§ **WHAT IS EXPECTED**
In the listing below, locate the lines that hold "Deutschland" and copy them.

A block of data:
══════
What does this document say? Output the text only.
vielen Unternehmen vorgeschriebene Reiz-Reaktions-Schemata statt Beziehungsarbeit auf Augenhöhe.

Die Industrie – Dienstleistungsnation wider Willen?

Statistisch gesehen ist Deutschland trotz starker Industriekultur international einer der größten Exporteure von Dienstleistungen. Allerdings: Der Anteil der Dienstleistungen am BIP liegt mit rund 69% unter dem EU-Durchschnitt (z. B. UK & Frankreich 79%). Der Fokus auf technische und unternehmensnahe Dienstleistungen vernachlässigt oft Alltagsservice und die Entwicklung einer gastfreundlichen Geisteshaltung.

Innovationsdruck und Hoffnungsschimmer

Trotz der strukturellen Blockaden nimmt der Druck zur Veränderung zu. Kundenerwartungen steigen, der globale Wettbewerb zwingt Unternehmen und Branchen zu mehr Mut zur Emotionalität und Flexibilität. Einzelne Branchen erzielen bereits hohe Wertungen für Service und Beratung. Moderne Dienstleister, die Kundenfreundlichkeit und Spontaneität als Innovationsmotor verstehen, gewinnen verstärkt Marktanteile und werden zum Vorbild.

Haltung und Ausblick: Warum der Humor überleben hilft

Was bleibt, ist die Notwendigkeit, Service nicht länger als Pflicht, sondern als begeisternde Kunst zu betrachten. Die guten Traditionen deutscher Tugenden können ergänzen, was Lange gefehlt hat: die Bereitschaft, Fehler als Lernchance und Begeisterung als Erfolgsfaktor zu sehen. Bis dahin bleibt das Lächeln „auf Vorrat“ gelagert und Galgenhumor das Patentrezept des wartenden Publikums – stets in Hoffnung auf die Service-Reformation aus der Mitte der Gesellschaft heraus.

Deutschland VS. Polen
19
══════
§ **SOLVED EXERCISE**
Statistisch gesehen ist Deutschland trotz starker Industriekultur international einer der größten Exporteure von Dienstleistungen. Allerdings: Der Anteil der Dienstleistungen am BIP liegt mit rund 69% unter dem EU-Durchschnitt (z. B. UK & Frankreich 79%). Der Fokus auf technische und unternehmensnahe Dienstleistungen vernachlässigt oft Alltagsservice und die Entwicklung einer gastfreundlichen Geisteshaltung.
Deutschland VS. Polen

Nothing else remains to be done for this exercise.